## WORK INSTRUCTIONS
Tally the lines in the following entries that include the word "into"; state only the total.

Raw records:
****************
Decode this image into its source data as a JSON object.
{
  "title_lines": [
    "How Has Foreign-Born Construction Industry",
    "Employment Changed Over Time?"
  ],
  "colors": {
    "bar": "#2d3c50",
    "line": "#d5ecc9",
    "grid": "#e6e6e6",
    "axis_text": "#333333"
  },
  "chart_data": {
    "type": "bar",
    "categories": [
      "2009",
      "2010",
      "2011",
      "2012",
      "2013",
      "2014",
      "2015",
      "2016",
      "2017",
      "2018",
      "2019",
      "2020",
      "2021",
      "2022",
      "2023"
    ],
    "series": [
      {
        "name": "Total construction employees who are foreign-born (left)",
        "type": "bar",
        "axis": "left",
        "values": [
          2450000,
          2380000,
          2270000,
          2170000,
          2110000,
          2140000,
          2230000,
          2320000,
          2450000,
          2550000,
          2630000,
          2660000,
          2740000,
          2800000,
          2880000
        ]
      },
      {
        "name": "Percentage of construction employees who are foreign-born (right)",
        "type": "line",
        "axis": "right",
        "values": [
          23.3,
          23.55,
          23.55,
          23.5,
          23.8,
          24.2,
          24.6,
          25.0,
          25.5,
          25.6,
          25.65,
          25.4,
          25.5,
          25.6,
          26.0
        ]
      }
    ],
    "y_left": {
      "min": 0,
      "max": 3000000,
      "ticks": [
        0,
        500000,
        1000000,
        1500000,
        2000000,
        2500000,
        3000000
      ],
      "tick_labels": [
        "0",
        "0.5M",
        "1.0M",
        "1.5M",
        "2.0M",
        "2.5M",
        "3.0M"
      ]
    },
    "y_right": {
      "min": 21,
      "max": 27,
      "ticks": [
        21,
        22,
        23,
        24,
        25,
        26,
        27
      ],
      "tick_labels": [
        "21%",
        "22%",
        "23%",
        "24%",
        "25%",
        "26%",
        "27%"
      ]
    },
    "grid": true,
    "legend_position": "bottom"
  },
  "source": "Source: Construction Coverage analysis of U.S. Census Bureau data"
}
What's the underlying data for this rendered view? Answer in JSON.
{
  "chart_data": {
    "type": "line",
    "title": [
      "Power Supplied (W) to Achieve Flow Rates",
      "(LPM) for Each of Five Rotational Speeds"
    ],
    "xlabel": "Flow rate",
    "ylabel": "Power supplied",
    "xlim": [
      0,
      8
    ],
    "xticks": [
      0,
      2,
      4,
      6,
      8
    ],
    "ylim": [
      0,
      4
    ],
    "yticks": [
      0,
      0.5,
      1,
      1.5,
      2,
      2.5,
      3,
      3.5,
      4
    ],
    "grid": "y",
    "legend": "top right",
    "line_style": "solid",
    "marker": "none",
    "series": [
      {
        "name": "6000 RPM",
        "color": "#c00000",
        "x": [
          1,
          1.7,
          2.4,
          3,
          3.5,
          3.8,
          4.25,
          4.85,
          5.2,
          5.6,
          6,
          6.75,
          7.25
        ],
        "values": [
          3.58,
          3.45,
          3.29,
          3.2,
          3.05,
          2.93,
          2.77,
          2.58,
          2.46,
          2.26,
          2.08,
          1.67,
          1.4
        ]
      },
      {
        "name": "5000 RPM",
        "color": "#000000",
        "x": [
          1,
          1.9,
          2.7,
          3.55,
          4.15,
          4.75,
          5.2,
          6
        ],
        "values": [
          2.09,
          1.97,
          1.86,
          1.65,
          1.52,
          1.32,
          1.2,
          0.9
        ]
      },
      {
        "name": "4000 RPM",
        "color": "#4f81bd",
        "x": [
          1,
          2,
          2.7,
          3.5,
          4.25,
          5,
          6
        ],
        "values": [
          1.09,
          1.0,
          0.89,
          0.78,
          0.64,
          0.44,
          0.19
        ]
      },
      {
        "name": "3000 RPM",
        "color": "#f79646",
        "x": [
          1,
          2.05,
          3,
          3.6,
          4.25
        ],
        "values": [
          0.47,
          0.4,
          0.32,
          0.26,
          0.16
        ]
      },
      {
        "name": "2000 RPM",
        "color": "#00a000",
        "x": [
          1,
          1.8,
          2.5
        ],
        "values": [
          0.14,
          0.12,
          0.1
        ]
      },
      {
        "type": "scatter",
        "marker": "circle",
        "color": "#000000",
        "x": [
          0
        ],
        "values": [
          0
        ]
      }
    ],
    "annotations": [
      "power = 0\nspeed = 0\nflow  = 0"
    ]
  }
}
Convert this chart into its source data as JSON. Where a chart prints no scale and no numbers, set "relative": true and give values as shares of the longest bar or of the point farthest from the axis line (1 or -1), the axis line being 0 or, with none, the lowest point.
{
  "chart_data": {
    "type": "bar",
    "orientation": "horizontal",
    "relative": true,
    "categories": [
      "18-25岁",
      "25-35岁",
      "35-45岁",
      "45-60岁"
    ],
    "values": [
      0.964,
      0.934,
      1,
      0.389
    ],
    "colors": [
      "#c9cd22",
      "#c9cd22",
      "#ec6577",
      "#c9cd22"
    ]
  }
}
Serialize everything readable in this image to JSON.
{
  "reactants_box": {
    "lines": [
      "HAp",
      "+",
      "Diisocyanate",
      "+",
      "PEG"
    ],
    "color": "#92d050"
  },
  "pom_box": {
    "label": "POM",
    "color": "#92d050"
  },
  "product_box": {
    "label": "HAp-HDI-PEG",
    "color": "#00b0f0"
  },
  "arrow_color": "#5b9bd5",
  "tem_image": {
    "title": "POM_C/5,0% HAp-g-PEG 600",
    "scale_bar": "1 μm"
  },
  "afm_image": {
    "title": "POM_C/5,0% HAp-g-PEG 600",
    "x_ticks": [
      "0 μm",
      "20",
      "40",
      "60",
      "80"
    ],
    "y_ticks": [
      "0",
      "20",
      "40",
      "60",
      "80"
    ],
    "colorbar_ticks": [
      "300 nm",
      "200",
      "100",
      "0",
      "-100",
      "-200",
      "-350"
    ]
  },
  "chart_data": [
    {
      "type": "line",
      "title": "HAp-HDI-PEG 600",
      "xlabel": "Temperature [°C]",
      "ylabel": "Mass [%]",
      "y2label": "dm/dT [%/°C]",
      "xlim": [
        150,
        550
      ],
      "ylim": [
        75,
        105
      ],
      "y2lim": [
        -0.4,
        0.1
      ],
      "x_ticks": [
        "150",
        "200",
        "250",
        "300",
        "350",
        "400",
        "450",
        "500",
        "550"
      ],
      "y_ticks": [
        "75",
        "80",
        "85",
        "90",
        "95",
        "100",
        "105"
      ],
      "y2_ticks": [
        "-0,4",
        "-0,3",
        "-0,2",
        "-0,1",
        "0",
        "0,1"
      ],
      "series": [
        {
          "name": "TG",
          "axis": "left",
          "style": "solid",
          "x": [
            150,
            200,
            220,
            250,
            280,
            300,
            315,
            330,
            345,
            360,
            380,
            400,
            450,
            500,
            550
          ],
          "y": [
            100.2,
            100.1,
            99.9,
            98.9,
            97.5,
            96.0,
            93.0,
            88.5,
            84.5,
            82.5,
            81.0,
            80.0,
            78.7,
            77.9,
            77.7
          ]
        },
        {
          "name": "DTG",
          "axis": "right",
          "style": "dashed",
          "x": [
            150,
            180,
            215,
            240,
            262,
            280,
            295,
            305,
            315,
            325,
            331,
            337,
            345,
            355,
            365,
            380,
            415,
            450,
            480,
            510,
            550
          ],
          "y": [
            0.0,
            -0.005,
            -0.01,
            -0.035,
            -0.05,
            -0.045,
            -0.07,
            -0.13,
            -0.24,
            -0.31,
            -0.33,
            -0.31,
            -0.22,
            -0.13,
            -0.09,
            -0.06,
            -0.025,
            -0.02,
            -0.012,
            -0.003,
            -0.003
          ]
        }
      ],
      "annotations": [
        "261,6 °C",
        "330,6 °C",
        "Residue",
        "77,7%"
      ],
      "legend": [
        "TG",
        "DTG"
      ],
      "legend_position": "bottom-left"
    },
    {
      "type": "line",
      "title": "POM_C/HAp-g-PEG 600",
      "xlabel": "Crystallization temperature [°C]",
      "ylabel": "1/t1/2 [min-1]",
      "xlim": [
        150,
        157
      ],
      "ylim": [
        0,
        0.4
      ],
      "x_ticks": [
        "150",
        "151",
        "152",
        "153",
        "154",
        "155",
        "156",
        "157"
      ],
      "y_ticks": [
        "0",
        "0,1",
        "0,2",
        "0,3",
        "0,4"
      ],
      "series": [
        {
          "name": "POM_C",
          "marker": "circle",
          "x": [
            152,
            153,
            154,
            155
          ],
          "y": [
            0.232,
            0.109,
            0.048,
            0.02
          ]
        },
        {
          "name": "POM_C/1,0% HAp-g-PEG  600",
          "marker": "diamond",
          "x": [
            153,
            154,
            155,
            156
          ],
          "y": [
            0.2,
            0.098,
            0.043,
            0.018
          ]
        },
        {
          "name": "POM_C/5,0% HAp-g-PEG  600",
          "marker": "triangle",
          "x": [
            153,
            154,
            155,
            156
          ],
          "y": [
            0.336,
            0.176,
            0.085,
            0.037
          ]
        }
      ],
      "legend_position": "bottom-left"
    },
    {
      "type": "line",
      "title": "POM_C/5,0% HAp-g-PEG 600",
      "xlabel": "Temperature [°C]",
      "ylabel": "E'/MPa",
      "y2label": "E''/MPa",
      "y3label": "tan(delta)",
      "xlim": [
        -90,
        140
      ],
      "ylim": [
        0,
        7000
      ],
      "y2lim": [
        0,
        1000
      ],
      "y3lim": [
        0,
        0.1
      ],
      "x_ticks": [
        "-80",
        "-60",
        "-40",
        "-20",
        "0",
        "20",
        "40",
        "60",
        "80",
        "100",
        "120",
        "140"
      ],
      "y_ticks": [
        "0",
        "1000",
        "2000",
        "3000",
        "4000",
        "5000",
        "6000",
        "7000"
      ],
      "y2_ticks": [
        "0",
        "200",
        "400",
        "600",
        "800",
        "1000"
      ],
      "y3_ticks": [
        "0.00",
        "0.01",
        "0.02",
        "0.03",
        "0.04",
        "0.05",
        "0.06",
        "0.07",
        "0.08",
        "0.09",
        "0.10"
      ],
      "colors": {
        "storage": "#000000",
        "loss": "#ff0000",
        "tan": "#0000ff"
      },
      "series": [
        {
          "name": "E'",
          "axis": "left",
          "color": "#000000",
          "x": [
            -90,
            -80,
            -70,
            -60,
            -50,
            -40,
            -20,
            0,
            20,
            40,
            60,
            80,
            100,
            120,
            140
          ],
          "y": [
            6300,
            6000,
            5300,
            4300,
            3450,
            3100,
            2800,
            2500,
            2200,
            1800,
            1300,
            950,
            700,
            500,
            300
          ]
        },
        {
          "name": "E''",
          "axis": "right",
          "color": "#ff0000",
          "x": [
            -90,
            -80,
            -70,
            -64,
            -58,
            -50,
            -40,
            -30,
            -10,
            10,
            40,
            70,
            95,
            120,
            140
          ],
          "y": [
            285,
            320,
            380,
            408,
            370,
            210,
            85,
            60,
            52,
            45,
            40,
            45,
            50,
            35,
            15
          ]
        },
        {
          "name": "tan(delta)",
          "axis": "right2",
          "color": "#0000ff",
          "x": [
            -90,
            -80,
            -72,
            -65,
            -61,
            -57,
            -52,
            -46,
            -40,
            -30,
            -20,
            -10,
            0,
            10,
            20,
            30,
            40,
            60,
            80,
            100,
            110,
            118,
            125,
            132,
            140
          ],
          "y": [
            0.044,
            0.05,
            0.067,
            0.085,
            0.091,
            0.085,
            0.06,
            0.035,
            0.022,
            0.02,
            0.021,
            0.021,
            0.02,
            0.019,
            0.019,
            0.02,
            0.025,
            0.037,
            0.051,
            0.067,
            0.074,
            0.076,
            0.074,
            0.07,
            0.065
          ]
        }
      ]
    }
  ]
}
****************
## TASK RESPONSE
2